:: Work required ::
Count every line that holds the string "такой", and report the number alone.

•••••

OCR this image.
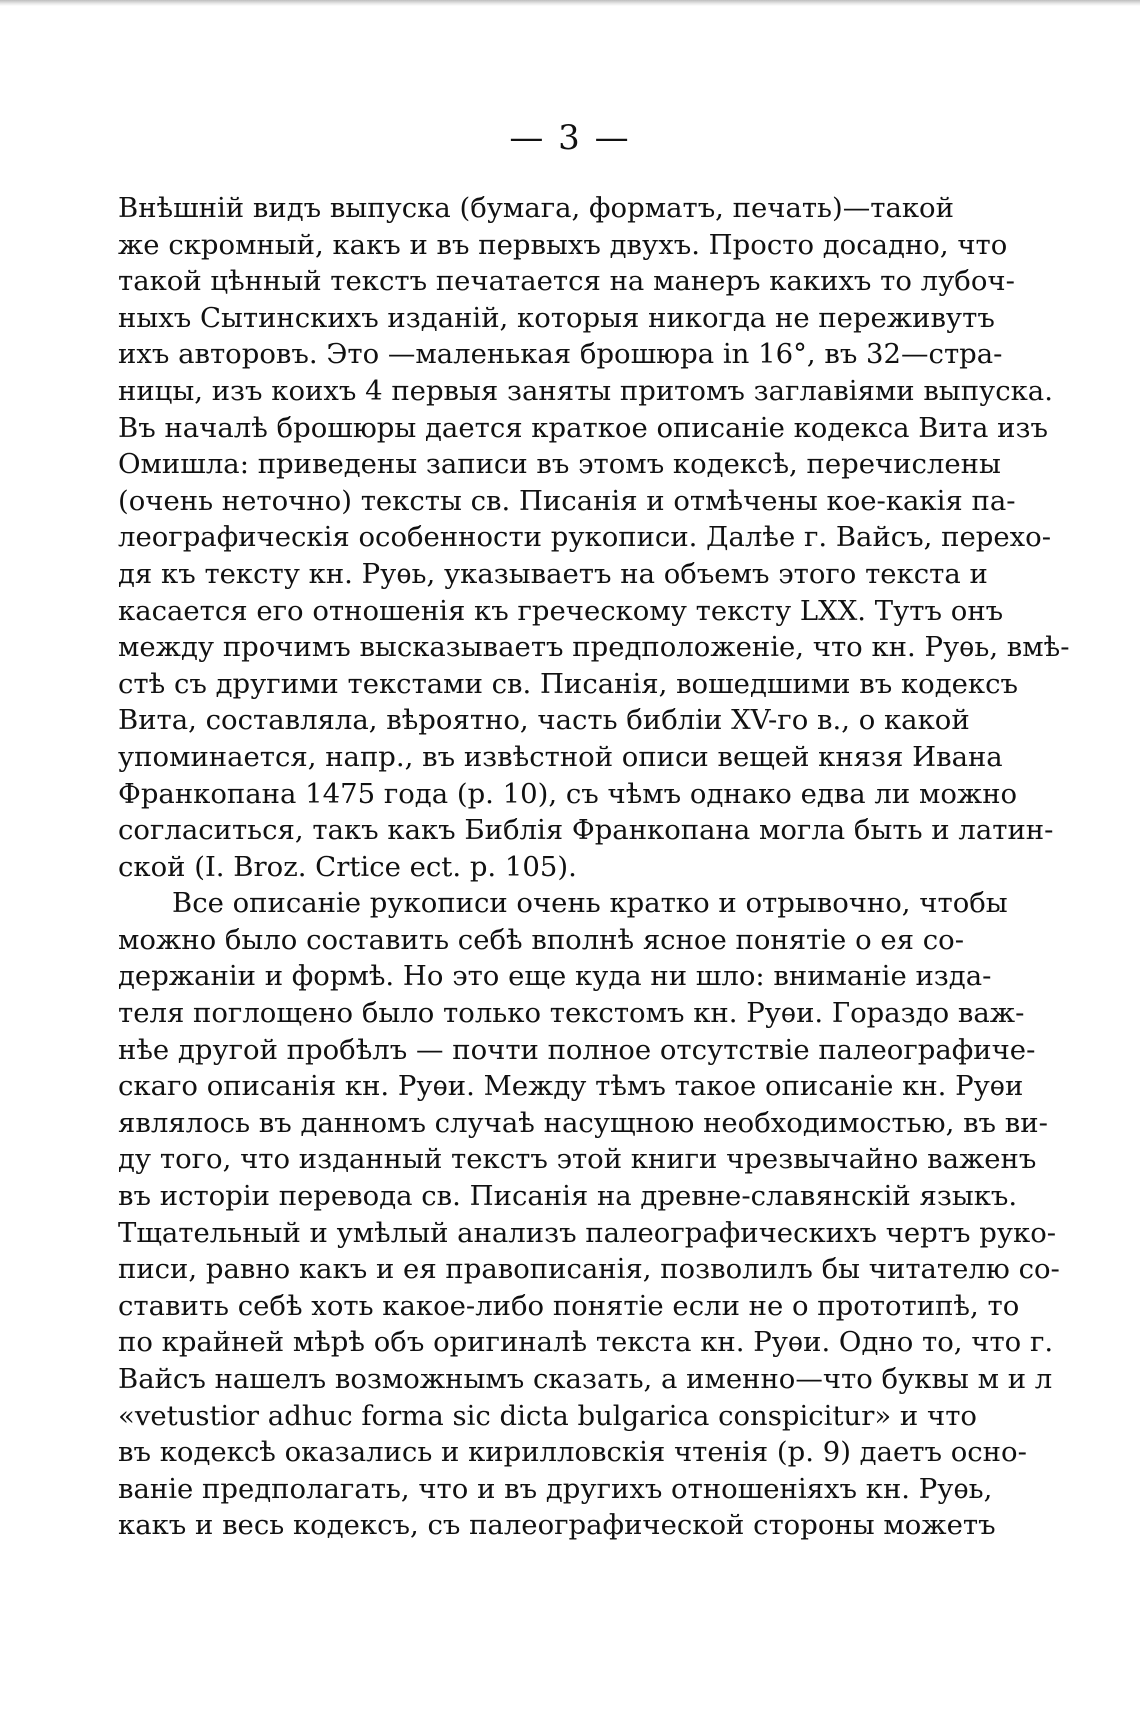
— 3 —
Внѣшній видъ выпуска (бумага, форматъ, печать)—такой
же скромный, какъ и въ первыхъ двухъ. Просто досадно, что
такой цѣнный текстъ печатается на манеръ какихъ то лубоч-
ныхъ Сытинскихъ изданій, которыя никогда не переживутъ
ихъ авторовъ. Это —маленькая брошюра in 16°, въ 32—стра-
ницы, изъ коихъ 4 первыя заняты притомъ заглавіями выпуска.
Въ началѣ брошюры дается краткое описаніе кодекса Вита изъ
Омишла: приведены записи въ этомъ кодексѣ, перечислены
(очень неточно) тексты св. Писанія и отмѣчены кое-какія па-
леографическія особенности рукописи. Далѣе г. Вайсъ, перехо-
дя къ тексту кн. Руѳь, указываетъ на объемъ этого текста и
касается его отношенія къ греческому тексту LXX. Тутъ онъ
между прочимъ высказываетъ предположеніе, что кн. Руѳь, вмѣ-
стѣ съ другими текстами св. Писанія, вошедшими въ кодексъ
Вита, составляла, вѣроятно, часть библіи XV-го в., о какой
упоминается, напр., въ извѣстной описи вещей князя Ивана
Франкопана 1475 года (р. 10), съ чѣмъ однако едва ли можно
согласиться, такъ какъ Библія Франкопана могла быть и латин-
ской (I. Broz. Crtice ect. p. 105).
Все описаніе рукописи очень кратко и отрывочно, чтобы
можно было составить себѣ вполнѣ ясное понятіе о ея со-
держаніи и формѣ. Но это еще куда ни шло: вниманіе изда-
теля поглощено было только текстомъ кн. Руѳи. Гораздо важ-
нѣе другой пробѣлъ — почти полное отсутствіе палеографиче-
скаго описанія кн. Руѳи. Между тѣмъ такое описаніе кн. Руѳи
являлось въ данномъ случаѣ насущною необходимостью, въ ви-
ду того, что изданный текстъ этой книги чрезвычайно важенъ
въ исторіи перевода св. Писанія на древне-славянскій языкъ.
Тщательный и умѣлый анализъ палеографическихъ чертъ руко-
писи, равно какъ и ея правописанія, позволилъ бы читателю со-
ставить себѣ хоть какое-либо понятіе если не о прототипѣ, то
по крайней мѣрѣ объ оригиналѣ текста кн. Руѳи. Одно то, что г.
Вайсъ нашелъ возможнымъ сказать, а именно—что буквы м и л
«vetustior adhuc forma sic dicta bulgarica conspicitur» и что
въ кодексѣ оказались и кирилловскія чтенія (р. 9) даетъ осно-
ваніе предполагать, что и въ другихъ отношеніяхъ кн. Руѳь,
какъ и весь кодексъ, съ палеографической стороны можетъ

•••••

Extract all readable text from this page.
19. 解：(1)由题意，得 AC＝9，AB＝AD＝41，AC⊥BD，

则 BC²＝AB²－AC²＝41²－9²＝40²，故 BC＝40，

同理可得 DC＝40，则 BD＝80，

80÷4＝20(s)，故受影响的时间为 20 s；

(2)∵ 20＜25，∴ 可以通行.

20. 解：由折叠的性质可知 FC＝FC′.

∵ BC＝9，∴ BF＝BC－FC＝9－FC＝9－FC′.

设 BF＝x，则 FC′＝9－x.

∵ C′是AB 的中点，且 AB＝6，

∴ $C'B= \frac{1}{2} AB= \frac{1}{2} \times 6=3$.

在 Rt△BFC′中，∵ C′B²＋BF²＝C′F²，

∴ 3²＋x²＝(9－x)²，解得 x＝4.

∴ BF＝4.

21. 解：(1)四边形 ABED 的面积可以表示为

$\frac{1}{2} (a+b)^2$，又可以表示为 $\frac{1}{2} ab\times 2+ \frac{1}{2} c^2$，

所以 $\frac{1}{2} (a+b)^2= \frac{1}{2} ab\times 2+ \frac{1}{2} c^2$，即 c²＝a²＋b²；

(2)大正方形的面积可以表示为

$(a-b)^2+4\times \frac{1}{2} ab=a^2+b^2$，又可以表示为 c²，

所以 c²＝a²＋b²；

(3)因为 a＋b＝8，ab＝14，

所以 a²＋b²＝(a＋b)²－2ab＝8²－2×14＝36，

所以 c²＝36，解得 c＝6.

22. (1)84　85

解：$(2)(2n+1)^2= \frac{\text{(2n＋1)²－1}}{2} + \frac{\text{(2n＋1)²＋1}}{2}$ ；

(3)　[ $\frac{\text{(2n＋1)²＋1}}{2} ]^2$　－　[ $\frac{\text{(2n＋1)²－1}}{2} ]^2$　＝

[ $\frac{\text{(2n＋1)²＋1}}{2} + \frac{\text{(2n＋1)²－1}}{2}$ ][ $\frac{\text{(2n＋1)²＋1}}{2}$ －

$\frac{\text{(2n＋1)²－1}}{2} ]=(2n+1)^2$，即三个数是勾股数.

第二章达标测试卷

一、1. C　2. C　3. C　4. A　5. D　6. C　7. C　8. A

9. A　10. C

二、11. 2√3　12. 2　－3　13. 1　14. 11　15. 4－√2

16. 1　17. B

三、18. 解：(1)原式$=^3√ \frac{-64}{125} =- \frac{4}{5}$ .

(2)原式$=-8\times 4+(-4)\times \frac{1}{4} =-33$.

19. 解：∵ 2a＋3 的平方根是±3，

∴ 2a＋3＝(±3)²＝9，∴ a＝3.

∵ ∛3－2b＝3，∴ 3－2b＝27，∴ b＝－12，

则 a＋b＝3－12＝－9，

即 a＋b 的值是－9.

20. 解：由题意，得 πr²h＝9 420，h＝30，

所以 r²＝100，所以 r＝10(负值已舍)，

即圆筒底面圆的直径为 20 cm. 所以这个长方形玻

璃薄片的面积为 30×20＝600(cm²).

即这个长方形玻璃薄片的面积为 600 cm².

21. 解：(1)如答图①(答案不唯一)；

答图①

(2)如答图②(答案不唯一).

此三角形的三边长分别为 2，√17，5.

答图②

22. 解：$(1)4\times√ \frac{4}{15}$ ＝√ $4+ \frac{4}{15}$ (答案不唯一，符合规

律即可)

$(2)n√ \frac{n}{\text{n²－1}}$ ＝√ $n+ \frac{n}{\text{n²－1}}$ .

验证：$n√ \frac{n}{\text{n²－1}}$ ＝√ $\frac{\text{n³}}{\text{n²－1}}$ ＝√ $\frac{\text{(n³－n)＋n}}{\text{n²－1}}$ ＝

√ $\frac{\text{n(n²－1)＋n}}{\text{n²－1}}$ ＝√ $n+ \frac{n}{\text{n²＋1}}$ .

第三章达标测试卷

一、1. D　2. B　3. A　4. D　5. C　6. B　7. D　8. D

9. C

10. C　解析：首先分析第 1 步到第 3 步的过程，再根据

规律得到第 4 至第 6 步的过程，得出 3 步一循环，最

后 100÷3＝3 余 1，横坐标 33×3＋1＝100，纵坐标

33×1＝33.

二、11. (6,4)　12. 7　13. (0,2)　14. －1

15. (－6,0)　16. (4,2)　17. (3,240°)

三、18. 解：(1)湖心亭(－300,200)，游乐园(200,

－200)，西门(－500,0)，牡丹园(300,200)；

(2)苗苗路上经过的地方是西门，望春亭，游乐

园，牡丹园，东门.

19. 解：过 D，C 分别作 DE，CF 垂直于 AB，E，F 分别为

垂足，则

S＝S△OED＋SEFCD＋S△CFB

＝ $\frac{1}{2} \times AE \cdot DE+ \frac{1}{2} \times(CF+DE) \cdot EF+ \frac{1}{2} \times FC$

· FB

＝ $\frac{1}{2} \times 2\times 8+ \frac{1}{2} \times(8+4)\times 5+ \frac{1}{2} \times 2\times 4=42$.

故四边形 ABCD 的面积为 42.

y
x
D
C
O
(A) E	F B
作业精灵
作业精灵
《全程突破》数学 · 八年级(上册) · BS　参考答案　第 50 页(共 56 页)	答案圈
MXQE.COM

•••••

:: Response ::
2